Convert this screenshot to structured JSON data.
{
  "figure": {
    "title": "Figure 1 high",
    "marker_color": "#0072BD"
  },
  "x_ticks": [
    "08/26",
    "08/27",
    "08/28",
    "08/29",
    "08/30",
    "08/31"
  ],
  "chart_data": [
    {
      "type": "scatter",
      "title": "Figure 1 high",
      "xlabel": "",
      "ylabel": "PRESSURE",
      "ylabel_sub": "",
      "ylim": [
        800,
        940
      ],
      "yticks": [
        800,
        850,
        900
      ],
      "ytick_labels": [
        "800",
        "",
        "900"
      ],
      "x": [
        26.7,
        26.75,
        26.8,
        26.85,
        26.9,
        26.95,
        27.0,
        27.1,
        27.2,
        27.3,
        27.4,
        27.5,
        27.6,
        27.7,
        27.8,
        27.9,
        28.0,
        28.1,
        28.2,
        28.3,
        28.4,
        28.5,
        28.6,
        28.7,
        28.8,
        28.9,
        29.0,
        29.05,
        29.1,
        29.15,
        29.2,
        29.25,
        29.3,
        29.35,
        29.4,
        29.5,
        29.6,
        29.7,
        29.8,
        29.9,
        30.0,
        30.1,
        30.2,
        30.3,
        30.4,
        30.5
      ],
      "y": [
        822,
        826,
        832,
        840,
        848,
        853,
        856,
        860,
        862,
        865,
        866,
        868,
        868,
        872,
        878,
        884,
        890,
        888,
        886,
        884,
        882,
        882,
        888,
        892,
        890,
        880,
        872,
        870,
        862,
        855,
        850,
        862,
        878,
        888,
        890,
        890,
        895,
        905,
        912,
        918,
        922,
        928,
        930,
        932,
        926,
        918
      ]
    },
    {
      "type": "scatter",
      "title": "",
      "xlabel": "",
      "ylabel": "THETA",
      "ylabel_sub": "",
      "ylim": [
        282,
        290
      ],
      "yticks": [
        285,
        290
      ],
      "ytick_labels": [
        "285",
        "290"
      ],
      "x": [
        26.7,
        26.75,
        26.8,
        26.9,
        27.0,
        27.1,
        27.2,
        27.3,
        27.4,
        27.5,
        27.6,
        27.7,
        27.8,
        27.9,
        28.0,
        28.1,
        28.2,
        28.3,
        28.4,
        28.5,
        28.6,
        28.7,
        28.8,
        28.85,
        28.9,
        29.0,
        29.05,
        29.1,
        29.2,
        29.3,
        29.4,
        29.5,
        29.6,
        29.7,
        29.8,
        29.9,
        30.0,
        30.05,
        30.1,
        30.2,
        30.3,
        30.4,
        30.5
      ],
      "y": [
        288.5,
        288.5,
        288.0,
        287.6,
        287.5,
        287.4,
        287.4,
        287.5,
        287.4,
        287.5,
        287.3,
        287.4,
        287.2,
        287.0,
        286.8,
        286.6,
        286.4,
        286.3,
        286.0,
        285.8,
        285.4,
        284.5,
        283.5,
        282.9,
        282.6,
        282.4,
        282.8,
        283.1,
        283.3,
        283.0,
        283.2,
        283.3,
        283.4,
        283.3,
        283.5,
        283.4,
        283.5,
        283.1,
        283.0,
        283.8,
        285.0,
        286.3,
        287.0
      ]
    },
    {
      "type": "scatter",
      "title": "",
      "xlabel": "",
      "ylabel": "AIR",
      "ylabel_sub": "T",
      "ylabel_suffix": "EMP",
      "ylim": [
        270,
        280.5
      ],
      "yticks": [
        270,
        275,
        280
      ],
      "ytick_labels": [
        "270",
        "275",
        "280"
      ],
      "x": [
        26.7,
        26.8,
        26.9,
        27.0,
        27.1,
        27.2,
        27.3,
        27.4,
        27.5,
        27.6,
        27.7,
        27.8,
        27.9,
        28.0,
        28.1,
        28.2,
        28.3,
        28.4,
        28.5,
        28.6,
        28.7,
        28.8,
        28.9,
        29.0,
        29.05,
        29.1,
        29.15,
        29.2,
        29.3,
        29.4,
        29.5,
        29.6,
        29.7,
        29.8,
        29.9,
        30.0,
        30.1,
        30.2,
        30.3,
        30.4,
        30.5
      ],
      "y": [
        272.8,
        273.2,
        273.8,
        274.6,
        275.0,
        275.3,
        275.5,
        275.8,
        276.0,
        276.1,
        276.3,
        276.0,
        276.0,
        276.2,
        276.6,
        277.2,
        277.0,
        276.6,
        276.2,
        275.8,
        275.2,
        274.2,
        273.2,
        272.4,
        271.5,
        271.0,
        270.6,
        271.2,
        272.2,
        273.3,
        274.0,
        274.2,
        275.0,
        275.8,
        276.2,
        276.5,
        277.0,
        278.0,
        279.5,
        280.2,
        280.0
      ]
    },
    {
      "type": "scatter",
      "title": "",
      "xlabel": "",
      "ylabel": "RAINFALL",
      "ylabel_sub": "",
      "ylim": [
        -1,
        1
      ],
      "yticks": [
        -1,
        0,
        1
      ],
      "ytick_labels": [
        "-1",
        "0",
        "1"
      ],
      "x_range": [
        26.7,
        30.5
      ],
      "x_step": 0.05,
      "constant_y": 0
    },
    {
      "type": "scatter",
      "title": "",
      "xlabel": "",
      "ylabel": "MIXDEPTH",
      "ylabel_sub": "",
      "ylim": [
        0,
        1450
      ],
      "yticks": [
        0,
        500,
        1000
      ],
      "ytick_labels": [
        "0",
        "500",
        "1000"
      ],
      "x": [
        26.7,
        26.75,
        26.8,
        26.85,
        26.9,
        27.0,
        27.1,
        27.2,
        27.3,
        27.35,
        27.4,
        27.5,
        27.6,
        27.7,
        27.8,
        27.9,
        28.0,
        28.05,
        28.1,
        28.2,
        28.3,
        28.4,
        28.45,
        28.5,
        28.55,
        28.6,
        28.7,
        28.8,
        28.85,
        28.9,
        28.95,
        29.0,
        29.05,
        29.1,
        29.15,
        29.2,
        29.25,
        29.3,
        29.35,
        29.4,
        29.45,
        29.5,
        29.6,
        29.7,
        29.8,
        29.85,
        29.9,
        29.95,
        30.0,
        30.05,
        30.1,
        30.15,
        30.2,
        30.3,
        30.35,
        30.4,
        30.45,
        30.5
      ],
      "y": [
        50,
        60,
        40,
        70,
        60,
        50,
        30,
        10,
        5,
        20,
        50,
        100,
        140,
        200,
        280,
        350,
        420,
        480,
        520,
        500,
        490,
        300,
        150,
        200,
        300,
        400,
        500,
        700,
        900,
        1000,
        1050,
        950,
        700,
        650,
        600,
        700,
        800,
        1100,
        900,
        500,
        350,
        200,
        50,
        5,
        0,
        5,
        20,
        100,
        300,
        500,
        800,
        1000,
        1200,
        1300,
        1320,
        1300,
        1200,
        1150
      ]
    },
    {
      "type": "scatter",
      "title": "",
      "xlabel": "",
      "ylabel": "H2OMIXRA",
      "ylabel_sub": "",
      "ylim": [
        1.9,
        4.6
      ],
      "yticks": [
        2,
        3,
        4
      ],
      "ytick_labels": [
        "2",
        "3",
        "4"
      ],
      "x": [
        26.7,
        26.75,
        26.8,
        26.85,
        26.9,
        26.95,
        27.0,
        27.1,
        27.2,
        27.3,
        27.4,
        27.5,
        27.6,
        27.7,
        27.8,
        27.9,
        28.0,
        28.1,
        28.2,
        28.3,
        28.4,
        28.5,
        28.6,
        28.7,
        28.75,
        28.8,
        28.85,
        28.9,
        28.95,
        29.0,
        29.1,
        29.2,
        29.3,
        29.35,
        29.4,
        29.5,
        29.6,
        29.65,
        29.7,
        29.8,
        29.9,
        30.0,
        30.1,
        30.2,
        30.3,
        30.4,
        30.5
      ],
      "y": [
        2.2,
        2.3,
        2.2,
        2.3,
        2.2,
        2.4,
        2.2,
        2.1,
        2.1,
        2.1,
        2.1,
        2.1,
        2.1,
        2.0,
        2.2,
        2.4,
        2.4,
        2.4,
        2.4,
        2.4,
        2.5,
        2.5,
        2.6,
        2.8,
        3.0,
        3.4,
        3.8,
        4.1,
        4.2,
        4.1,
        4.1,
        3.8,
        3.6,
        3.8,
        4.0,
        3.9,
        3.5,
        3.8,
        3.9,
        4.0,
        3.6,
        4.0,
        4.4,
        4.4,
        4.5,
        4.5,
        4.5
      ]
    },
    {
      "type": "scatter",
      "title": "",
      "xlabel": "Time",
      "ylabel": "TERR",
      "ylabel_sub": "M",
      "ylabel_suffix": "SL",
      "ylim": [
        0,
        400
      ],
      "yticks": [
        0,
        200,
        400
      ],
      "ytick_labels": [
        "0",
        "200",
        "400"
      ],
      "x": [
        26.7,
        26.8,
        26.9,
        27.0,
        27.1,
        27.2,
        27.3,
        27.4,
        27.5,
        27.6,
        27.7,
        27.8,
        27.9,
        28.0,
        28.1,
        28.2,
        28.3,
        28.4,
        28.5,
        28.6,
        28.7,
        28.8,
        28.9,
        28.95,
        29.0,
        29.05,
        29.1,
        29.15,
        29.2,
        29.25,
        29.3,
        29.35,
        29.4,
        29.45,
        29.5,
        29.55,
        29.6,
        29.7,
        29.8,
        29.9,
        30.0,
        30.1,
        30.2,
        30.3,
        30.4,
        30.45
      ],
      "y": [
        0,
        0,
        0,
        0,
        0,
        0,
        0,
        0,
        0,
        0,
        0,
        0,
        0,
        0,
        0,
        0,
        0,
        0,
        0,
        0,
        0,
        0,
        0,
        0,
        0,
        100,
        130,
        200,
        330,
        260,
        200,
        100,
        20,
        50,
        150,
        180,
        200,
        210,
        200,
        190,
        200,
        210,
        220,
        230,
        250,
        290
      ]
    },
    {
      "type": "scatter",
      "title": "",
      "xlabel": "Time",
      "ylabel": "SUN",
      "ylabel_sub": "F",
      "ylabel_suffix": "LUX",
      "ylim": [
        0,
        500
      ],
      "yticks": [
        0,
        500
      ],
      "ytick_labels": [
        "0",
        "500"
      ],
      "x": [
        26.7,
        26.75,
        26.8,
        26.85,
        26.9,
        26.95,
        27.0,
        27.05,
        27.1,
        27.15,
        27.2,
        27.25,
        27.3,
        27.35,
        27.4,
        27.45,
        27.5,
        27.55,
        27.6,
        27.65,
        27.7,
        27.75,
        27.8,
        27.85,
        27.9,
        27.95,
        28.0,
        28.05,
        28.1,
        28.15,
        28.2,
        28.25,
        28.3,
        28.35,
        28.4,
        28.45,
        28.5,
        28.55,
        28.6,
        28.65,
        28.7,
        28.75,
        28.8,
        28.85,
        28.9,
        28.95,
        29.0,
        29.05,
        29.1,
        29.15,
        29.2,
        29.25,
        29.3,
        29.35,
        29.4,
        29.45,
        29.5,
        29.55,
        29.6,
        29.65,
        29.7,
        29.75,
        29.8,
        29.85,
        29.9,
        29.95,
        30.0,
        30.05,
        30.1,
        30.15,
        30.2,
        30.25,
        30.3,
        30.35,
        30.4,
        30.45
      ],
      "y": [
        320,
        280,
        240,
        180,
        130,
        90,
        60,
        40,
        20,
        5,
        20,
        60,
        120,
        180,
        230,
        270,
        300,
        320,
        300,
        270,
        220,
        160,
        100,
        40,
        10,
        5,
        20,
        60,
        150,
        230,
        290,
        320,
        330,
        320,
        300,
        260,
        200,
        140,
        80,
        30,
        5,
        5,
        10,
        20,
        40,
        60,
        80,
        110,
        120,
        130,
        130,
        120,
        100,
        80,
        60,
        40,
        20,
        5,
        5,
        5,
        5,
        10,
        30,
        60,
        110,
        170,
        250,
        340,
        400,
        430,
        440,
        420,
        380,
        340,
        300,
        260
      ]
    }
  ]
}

DO THIS
Pick out the lines that have the word "high". Copy them all.

ANSWER TO THIS PROBLEM
    "title": "Figure 1 high",
      "title": "Figure 1 high",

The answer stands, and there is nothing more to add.